_Task details_:
Word for word, restate every line of the material.

-- Start of Records provided --

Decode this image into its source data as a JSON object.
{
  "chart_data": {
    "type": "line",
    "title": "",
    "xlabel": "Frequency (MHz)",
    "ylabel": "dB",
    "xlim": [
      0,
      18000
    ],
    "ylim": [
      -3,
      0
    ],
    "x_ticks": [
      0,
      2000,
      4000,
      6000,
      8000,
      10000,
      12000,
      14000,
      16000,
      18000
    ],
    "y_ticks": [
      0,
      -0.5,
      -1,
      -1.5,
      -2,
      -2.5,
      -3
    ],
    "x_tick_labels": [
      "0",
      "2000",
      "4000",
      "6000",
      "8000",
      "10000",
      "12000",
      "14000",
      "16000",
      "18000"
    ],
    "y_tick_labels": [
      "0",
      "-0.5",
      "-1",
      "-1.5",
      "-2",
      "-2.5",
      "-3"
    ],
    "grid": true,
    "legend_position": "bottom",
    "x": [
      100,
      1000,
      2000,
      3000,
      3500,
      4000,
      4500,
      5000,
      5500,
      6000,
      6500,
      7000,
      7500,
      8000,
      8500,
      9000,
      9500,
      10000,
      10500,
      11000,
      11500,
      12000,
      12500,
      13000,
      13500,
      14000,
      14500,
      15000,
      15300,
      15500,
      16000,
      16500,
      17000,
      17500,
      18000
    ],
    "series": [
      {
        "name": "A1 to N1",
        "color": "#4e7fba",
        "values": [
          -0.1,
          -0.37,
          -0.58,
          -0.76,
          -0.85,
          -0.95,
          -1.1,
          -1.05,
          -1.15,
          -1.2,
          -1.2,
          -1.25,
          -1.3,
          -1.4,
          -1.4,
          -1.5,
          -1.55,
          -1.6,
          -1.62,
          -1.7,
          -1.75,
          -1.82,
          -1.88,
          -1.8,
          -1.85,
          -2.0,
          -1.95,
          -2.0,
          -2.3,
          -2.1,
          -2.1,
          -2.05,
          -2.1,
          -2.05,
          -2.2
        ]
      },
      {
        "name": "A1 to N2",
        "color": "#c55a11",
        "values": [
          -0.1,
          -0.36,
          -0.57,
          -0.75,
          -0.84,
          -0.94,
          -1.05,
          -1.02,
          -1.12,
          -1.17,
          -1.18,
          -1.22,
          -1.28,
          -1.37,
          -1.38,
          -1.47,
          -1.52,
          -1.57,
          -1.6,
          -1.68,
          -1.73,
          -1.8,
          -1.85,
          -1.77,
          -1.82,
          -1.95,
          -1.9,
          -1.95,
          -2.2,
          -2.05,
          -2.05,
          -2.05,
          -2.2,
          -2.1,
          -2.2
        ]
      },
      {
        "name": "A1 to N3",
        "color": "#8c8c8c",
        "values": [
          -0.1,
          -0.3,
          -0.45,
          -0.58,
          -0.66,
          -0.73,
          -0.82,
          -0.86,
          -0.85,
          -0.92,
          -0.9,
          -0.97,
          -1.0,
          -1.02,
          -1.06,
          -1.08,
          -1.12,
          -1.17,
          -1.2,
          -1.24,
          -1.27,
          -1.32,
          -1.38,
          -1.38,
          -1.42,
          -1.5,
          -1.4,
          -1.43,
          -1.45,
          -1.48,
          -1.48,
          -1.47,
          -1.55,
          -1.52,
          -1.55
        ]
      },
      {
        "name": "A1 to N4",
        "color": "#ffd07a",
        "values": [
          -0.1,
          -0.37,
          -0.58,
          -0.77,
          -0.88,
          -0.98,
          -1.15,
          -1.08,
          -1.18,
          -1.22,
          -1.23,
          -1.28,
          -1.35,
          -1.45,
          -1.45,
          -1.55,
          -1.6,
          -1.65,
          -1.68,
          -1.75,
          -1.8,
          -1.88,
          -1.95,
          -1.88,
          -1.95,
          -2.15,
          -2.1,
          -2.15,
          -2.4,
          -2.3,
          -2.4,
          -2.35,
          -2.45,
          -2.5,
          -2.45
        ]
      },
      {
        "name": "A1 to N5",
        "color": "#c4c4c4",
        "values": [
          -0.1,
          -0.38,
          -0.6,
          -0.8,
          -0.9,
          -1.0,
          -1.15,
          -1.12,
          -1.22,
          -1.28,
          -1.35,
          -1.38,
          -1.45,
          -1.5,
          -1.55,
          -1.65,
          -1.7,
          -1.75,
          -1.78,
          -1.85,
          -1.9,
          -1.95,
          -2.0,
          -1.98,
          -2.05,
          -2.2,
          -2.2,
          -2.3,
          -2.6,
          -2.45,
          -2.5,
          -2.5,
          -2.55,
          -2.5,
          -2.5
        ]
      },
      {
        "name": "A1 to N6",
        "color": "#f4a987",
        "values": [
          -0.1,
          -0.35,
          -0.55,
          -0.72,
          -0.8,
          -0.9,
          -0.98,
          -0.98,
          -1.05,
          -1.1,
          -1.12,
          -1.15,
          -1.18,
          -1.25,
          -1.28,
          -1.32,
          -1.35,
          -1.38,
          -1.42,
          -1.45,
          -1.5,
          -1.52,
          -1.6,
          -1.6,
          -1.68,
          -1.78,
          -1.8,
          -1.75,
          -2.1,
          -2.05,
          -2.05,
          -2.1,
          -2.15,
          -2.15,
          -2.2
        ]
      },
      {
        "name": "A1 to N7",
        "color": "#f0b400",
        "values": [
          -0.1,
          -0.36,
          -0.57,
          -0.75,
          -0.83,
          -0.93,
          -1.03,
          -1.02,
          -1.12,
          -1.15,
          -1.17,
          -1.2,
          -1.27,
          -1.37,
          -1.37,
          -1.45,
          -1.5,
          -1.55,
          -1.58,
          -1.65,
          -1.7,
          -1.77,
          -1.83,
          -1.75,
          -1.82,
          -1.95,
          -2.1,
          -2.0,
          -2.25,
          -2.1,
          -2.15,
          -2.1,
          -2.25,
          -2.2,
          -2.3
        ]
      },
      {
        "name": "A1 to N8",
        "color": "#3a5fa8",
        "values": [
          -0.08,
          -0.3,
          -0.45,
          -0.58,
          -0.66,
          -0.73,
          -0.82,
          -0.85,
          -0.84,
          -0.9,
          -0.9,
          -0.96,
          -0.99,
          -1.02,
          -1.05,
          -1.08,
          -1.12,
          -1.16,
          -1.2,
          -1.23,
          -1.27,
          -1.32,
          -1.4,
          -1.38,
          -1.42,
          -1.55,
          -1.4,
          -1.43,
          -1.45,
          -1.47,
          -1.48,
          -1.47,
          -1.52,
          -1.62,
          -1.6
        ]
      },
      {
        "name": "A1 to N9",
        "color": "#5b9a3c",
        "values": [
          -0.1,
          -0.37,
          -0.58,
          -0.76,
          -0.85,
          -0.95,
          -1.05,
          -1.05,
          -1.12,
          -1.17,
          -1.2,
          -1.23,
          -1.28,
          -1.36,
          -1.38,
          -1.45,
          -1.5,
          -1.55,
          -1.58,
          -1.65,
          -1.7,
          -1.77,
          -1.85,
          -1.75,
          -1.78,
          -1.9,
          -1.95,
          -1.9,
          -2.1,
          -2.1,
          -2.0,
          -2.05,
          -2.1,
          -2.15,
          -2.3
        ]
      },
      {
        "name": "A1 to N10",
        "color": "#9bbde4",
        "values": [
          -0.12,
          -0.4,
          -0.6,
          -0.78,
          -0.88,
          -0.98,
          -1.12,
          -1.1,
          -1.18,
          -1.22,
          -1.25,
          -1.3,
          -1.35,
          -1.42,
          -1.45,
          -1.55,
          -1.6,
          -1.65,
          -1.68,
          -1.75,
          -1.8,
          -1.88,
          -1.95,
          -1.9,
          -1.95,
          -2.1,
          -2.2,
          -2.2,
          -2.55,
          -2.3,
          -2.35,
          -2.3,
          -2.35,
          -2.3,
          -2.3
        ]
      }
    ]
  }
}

-- End of Records provided --

_Solution for this exercise_:
Decode this image into its source data as a JSON object.
{
  "chart_data": {
    "type": "line",
    "title": "",
    "xlabel": "Frequency (MHz)",
    "ylabel": "dB",
    "xlim": [
      0,
      18000
    ],
    "ylim": [
      -3,
      0
    ],
    "x_ticks": [
      0,
      2000,
      4000,
      6000,
      8000,
      10000,
      12000,
      14000,
      16000,
      18000
    ],
    "y_ticks": [
      0,
      -0.5,
      -1,
      -1.5,
      -2,
      -2.5,
      -3
    ],
    "x_tick_labels": [
      "0",
      "2000",
      "4000",
      "6000",
      "8000",
      "10000",
      "12000",
      "14000",
      "16000",
      "18000"
    ],
    "y_tick_labels": [
      "0",
      "-0.5",
      "-1",
      "-1.5",
      "-2",
      "-2.5",
      "-3"
    ],
    "grid": true,
    "legend_position": "bottom",
    "x": [
      100,
      1000,
      2000,
      3000,
      3500,
      4000,
      4500,
      5000,
      5500,
      6000,
      6500,
      7000,
      7500,
      8000,
      8500,
      9000,
      9500,
      10000,
      10500,
      11000,
      11500,
      12000,
      12500,
      13000,
      13500,
      14000,
      14500,
      15000,
      15300,
      15500,
      16000,
      16500,
      17000,
      17500,
      18000
    ],
    "series": [
      {
        "name": "A1 to N1",
        "color": "#4e7fba",
        "values": [
          -0.1,
          -0.37,
          -0.58,
          -0.76,
          -0.85,
          -0.95,
          -1.1,
          -1.05,
          -1.15,
          -1.2,
          -1.2,
          -1.25,
          -1.3,
          -1.4,
          -1.4,
          -1.5,
          -1.55,
          -1.6,
          -1.62,
          -1.7,
          -1.75,
          -1.82,
          -1.88,
          -1.8,
          -1.85,
          -2.0,
          -1.95,
          -2.0,
          -2.3,
          -2.1,
          -2.1,
          -2.05,
          -2.1,
          -2.05,
          -2.2
        ]
      },
      {
        "name": "A1 to N2",
        "color": "#c55a11",
        "values": [
          -0.1,
          -0.36,
          -0.57,
          -0.75,
          -0.84,
          -0.94,
          -1.05,
          -1.02,
          -1.12,
          -1.17,
          -1.18,
          -1.22,
          -1.28,
          -1.37,
          -1.38,
          -1.47,
          -1.52,
          -1.57,
          -1.6,
          -1.68,
          -1.73,
          -1.8,
          -1.85,
          -1.77,
          -1.82,
          -1.95,
          -1.9,
          -1.95,
          -2.2,
          -2.05,
          -2.05,
          -2.05,
          -2.2,
          -2.1,
          -2.2
        ]
      },
      {
        "name": "A1 to N3",
        "color": "#8c8c8c",
        "values": [
          -0.1,
          -0.3,
          -0.45,
          -0.58,
          -0.66,
          -0.73,
          -0.82,
          -0.86,
          -0.85,
          -0.92,
          -0.9,
          -0.97,
          -1.0,
          -1.02,
          -1.06,
          -1.08,
          -1.12,
          -1.17,
          -1.2,
          -1.24,
          -1.27,
          -1.32,
          -1.38,
          -1.38,
          -1.42,
          -1.5,
          -1.4,
          -1.43,
          -1.45,
          -1.48,
          -1.48,
          -1.47,
          -1.55,
          -1.52,
          -1.55
        ]
      },
      {
        "name": "A1 to N4",
        "color": "#ffd07a",
        "values": [
          -0.1,
          -0.37,
          -0.58,
          -0.77,
          -0.88,
          -0.98,
          -1.15,
          -1.08,
          -1.18,
          -1.22,
          -1.23,
          -1.28,
          -1.35,
          -1.45,
          -1.45,
          -1.55,
          -1.6,
          -1.65,
          -1.68,
          -1.75,
          -1.8,
          -1.88,
          -1.95,
          -1.88,
          -1.95,
          -2.15,
          -2.1,
          -2.15,
          -2.4,
          -2.3,
          -2.4,
          -2.35,
          -2.45,
          -2.5,
          -2.45
        ]
      },
      {
        "name": "A1 to N5",
        "color": "#c4c4c4",
        "values": [
          -0.1,
          -0.38,
          -0.6,
          -0.8,
          -0.9,
          -1.0,
          -1.15,
          -1.12,
          -1.22,
          -1.28,
          -1.35,
          -1.38,
          -1.45,
          -1.5,
          -1.55,
          -1.65,
          -1.7,
          -1.75,
          -1.78,
          -1.85,
          -1.9,
          -1.95,
          -2.0,
          -1.98,
          -2.05,
          -2.2,
          -2.2,
          -2.3,
          -2.6,
          -2.45,
          -2.5,
          -2.5,
          -2.55,
          -2.5,
          -2.5
        ]
      },
      {
        "name": "A1 to N6",
        "color": "#f4a987",
        "values": [
          -0.1,
          -0.35,
          -0.55,
          -0.72,
          -0.8,
          -0.9,
          -0.98,
          -0.98,
          -1.05,
          -1.1,
          -1.12,
          -1.15,
          -1.18,
          -1.25,
          -1.28,
          -1.32,
          -1.35,
          -1.38,
          -1.42,
          -1.45,
          -1.5,
          -1.52,
          -1.6,
          -1.6,
          -1.68,
          -1.78,
          -1.8,
          -1.75,
          -2.1,
          -2.05,
          -2.05,
          -2.1,
          -2.15,
          -2.15,
          -2.2
        ]
      },
      {
        "name": "A1 to N7",
        "color": "#f0b400",
        "values": [
          -0.1,
          -0.36,
          -0.57,
          -0.75,
          -0.83,
          -0.93,
          -1.03,
          -1.02,
          -1.12,
          -1.15,
          -1.17,
          -1.2,
          -1.27,
          -1.37,
          -1.37,
          -1.45,
          -1.5,
          -1.55,
          -1.58,
          -1.65,
          -1.7,
          -1.77,
          -1.83,
          -1.75,
          -1.82,
          -1.95,
          -2.1,
          -2.0,
          -2.25,
          -2.1,
          -2.15,
          -2.1,
          -2.25,
          -2.2,
          -2.3
        ]
      },
      {
        "name": "A1 to N8",
        "color": "#3a5fa8",
        "values": [
          -0.08,
          -0.3,
          -0.45,
          -0.58,
          -0.66,
          -0.73,
          -0.82,
          -0.85,
          -0.84,
          -0.9,
          -0.9,
          -0.96,
          -0.99,
          -1.02,
          -1.05,
          -1.08,
          -1.12,
          -1.16,
          -1.2,
          -1.23,
          -1.27,
          -1.32,
          -1.4,
          -1.38,
          -1.42,
          -1.55,
          -1.4,
          -1.43,
          -1.45,
          -1.47,
          -1.48,
          -1.47,
          -1.52,
          -1.62,
          -1.6
        ]
      },
      {
        "name": "A1 to N9",
        "color": "#5b9a3c",
        "values": [
          -0.1,
          -0.37,
          -0.58,
          -0.76,
          -0.85,
          -0.95,
          -1.05,
          -1.05,
          -1.12,
          -1.17,
          -1.2,
          -1.23,
          -1.28,
          -1.36,
          -1.38,
          -1.45,
          -1.5,
          -1.55,
          -1.58,
          -1.65,
          -1.7,
          -1.77,
          -1.85,
          -1.75,
          -1.78,
          -1.9,
          -1.95,
          -1.9,
          -2.1,
          -2.1,
          -2.0,
          -2.05,
          -2.1,
          -2.15,
          -2.3
        ]
      },
      {
        "name": "A1 to N10",
        "color": "#9bbde4",
        "values": [
          -0.12,
          -0.4,
          -0.6,
          -0.78,
          -0.88,
          -0.98,
          -1.12,
          -1.1,
          -1.18,
          -1.22,
          -1.25,
          -1.3,
          -1.35,
          -1.42,
          -1.45,
          -1.55,
          -1.6,
          -1.65,
          -1.68,
          -1.75,
          -1.8,
          -1.88,
          -1.95,
          -1.9,
          -1.95,
          -2.1,
          -2.2,
          -2.2,
          -2.55,
          -2.3,
          -2.35,
          -2.3,
          -2.35,
          -2.3,
          -2.3
        ]
      }
    ]
  }
}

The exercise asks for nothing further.